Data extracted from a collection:
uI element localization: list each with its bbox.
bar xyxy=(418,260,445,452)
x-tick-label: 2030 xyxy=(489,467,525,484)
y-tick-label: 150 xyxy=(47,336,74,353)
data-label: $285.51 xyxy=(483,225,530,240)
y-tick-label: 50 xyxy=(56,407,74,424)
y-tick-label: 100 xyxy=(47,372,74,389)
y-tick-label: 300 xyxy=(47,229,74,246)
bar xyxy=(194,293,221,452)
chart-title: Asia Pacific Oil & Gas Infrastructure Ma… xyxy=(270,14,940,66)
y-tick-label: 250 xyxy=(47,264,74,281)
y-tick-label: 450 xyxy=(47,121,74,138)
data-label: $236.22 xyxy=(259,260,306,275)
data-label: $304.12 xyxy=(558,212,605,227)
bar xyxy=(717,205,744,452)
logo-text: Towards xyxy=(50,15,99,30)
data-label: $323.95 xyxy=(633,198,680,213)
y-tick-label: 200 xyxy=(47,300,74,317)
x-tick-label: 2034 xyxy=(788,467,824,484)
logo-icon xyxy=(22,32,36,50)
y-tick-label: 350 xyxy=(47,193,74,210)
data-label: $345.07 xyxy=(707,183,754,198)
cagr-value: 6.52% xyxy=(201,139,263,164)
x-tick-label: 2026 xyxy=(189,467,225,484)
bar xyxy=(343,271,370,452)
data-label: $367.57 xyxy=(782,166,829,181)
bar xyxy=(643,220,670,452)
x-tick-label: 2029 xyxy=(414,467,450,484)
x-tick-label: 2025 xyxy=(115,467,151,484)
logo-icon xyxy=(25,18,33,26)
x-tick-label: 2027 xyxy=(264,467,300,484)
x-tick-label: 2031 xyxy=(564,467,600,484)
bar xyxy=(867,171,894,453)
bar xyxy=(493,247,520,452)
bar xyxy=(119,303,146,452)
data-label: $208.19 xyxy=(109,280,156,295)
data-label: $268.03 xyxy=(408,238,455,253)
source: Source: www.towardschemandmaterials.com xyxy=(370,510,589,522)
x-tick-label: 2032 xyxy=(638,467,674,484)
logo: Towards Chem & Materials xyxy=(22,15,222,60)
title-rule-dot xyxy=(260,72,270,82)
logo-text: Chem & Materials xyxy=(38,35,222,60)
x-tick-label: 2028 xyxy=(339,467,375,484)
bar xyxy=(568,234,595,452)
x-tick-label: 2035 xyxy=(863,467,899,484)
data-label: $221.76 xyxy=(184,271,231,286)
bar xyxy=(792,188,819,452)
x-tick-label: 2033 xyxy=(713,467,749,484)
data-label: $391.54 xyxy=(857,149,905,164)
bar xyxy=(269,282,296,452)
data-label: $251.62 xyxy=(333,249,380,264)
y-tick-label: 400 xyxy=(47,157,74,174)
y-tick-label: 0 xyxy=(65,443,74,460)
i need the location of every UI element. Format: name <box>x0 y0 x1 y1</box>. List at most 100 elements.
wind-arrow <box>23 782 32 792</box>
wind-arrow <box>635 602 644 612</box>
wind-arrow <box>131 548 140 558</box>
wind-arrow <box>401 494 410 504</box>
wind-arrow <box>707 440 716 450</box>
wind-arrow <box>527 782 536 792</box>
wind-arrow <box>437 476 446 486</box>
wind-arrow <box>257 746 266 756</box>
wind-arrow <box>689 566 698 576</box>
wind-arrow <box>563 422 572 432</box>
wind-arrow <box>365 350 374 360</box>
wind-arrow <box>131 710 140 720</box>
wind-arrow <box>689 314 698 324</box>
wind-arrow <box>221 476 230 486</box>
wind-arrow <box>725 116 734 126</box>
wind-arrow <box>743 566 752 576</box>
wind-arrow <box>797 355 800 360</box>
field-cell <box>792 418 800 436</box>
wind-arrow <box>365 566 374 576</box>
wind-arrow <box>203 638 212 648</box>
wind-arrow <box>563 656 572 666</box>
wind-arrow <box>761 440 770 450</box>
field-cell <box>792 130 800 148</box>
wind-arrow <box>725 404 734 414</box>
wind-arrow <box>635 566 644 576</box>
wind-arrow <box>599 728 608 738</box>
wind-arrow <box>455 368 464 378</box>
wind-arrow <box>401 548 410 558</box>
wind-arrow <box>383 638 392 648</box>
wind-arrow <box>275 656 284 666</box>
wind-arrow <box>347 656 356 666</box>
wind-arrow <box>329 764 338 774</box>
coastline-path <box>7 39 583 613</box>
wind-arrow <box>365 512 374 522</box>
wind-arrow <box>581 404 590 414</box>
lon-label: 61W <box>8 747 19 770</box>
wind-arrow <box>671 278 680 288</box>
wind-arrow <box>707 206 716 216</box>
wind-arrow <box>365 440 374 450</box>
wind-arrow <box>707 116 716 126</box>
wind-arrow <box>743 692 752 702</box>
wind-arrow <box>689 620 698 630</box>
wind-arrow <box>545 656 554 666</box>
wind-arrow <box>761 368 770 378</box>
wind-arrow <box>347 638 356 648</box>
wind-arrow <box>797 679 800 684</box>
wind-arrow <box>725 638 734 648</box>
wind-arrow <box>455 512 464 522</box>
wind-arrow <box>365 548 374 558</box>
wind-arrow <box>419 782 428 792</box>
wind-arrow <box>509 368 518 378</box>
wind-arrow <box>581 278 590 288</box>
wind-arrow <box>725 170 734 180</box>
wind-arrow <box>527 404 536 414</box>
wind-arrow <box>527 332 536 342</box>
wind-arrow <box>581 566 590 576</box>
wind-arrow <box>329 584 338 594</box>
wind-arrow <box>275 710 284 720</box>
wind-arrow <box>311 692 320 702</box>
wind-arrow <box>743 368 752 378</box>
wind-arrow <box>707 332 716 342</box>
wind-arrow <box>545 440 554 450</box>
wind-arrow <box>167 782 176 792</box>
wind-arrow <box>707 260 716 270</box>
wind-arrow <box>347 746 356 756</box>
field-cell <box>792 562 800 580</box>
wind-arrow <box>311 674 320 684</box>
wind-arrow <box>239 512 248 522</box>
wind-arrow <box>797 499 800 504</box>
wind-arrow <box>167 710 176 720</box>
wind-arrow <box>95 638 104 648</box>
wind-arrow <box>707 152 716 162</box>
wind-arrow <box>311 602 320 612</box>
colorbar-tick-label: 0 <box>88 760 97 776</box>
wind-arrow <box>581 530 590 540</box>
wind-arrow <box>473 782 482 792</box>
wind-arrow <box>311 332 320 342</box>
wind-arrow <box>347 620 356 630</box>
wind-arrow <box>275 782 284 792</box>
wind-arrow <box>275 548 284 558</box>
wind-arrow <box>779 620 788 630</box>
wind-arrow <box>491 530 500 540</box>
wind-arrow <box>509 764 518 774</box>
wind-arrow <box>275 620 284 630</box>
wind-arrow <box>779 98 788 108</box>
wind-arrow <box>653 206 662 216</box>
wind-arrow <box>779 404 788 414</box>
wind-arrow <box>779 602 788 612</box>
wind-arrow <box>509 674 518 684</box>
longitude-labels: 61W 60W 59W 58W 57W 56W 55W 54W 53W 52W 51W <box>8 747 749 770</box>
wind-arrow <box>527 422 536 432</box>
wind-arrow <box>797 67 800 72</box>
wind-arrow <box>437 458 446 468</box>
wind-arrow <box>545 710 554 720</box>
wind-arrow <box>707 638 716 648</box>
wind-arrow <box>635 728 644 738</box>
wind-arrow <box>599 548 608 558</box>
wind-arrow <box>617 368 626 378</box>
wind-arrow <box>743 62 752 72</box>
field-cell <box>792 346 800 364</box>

Task goal: Transcribe every line of the records above without changing a single character.

Full output:
uI element localization: list each with its bbox.
bar xyxy=(418,260,445,452)
x-tick-label: 2030 xyxy=(489,467,525,484)
y-tick-label: 150 xyxy=(47,336,74,353)
data-label: $285.51 xyxy=(483,225,530,240)
y-tick-label: 50 xyxy=(56,407,74,424)
y-tick-label: 100 xyxy=(47,372,74,389)
y-tick-label: 300 xyxy=(47,229,74,246)
bar xyxy=(194,293,221,452)
chart-title: Asia Pacific Oil & Gas Infrastructure Ma… xyxy=(270,14,940,66)
y-tick-label: 250 xyxy=(47,264,74,281)
y-tick-label: 450 xyxy=(47,121,74,138)
data-label: $236.22 xyxy=(259,260,306,275)
data-label: $304.12 xyxy=(558,212,605,227)
bar xyxy=(717,205,744,452)
logo-text: Towards xyxy=(50,15,99,30)
data-label: $323.95 xyxy=(633,198,680,213)
y-tick-label: 200 xyxy=(47,300,74,317)
x-tick-label: 2034 xyxy=(788,467,824,484)
logo-icon xyxy=(22,32,36,50)
y-tick-label: 350 xyxy=(47,193,74,210)
data-label: $345.07 xyxy=(707,183,754,198)
cagr-value: 6.52% xyxy=(201,139,263,164)
x-tick-label: 2026 xyxy=(189,467,225,484)
bar xyxy=(343,271,370,452)
data-label: $367.57 xyxy=(782,166,829,181)
bar xyxy=(643,220,670,452)
x-tick-label: 2029 xyxy=(414,467,450,484)
x-tick-label: 2025 xyxy=(115,467,151,484)
logo-icon xyxy=(25,18,33,26)
x-tick-label: 2027 xyxy=(264,467,300,484)
x-tick-label: 2031 xyxy=(564,467,600,484)
bar xyxy=(867,171,894,453)
bar xyxy=(493,247,520,452)
bar xyxy=(119,303,146,452)
data-label: $208.19 xyxy=(109,280,156,295)
data-label: $268.03 xyxy=(408,238,455,253)
source: Source: www.towardschemandmaterials.com xyxy=(370,510,589,522)
x-tick-label: 2032 xyxy=(638,467,674,484)
logo: Towards Chem & Materials xyxy=(22,15,222,60)
title-rule-dot xyxy=(260,72,270,82)
logo-text: Chem & Materials xyxy=(38,35,222,60)
x-tick-label: 2028 xyxy=(339,467,375,484)
bar xyxy=(568,234,595,452)
x-tick-label: 2035 xyxy=(863,467,899,484)
data-label: $221.76 xyxy=(184,271,231,286)
bar xyxy=(792,188,819,452)
x-tick-label: 2033 xyxy=(713,467,749,484)
data-label: $391.54 xyxy=(857,149,905,164)
bar xyxy=(269,282,296,452)
data-label: $251.62 xyxy=(333,249,380,264)
y-tick-label: 400 xyxy=(47,157,74,174)
y-tick-label: 0 xyxy=(65,443,74,460)
i need the location of every UI element. Format: name <box>x0 y0 x1 y1</box>. List at most 100 elements.
wind-arrow <box>23 782 32 792</box>
wind-arrow <box>635 602 644 612</box>
wind-arrow <box>131 548 140 558</box>
wind-arrow <box>401 494 410 504</box>
wind-arrow <box>707 440 716 450</box>
wind-arrow <box>527 782 536 792</box>
wind-arrow <box>437 476 446 486</box>
wind-arrow <box>257 746 266 756</box>
wind-arrow <box>689 566 698 576</box>
wind-arrow <box>563 422 572 432</box>
wind-arrow <box>365 350 374 360</box>
wind-arrow <box>131 710 140 720</box>
wind-arrow <box>689 314 698 324</box>
wind-arrow <box>221 476 230 486</box>
wind-arrow <box>725 116 734 126</box>
wind-arrow <box>743 566 752 576</box>
wind-arrow <box>797 355 800 360</box>
field-cell <box>792 418 800 436</box>
wind-arrow <box>365 566 374 576</box>
wind-arrow <box>203 638 212 648</box>
wind-arrow <box>563 656 572 666</box>
wind-arrow <box>761 440 770 450</box>
field-cell <box>792 130 800 148</box>
wind-arrow <box>725 404 734 414</box>
wind-arrow <box>635 566 644 576</box>
wind-arrow <box>599 728 608 738</box>
wind-arrow <box>455 368 464 378</box>
wind-arrow <box>401 548 410 558</box>
wind-arrow <box>383 638 392 648</box>
wind-arrow <box>275 656 284 666</box>
wind-arrow <box>347 656 356 666</box>
wind-arrow <box>329 764 338 774</box>
coastline-path <box>7 39 583 613</box>
wind-arrow <box>365 512 374 522</box>
wind-arrow <box>581 404 590 414</box>
lon-label: 61W <box>8 747 19 770</box>
wind-arrow <box>671 278 680 288</box>
wind-arrow <box>707 206 716 216</box>
wind-arrow <box>365 440 374 450</box>
wind-arrow <box>707 116 716 126</box>
wind-arrow <box>743 692 752 702</box>
wind-arrow <box>689 620 698 630</box>
wind-arrow <box>545 656 554 666</box>
wind-arrow <box>761 368 770 378</box>
wind-arrow <box>347 638 356 648</box>
wind-arrow <box>797 679 800 684</box>
wind-arrow <box>725 638 734 648</box>
wind-arrow <box>455 512 464 522</box>
wind-arrow <box>365 548 374 558</box>
wind-arrow <box>419 782 428 792</box>
wind-arrow <box>509 368 518 378</box>
wind-arrow <box>581 278 590 288</box>
wind-arrow <box>725 170 734 180</box>
wind-arrow <box>527 404 536 414</box>
wind-arrow <box>527 332 536 342</box>
wind-arrow <box>581 566 590 576</box>
wind-arrow <box>329 584 338 594</box>
wind-arrow <box>275 710 284 720</box>
wind-arrow <box>311 692 320 702</box>
wind-arrow <box>743 368 752 378</box>
wind-arrow <box>707 332 716 342</box>
wind-arrow <box>545 440 554 450</box>
wind-arrow <box>167 782 176 792</box>
wind-arrow <box>707 260 716 270</box>
wind-arrow <box>347 746 356 756</box>
field-cell <box>792 562 800 580</box>
wind-arrow <box>311 674 320 684</box>
wind-arrow <box>239 512 248 522</box>
wind-arrow <box>797 499 800 504</box>
wind-arrow <box>167 710 176 720</box>
wind-arrow <box>95 638 104 648</box>
wind-arrow <box>707 152 716 162</box>
wind-arrow <box>311 602 320 612</box>
colorbar-tick-label: 0 <box>88 760 97 776</box>
wind-arrow <box>581 530 590 540</box>
wind-arrow <box>473 782 482 792</box>
wind-arrow <box>311 332 320 342</box>
wind-arrow <box>347 620 356 630</box>
wind-arrow <box>275 782 284 792</box>
wind-arrow <box>275 548 284 558</box>
wind-arrow <box>779 620 788 630</box>
wind-arrow <box>491 530 500 540</box>
wind-arrow <box>509 764 518 774</box>
wind-arrow <box>275 620 284 630</box>
wind-arrow <box>779 98 788 108</box>
wind-arrow <box>653 206 662 216</box>
wind-arrow <box>779 404 788 414</box>
wind-arrow <box>779 602 788 612</box>
wind-arrow <box>509 674 518 684</box>
longitude-labels: 61W 60W 59W 58W 57W 56W 55W 54W 53W 52W 51W <box>8 747 749 770</box>
wind-arrow <box>527 422 536 432</box>
wind-arrow <box>797 67 800 72</box>
wind-arrow <box>437 458 446 468</box>
wind-arrow <box>545 710 554 720</box>
wind-arrow <box>707 638 716 648</box>
wind-arrow <box>635 728 644 738</box>
wind-arrow <box>599 548 608 558</box>
wind-arrow <box>617 368 626 378</box>
wind-arrow <box>743 62 752 72</box>
field-cell <box>792 346 800 364</box>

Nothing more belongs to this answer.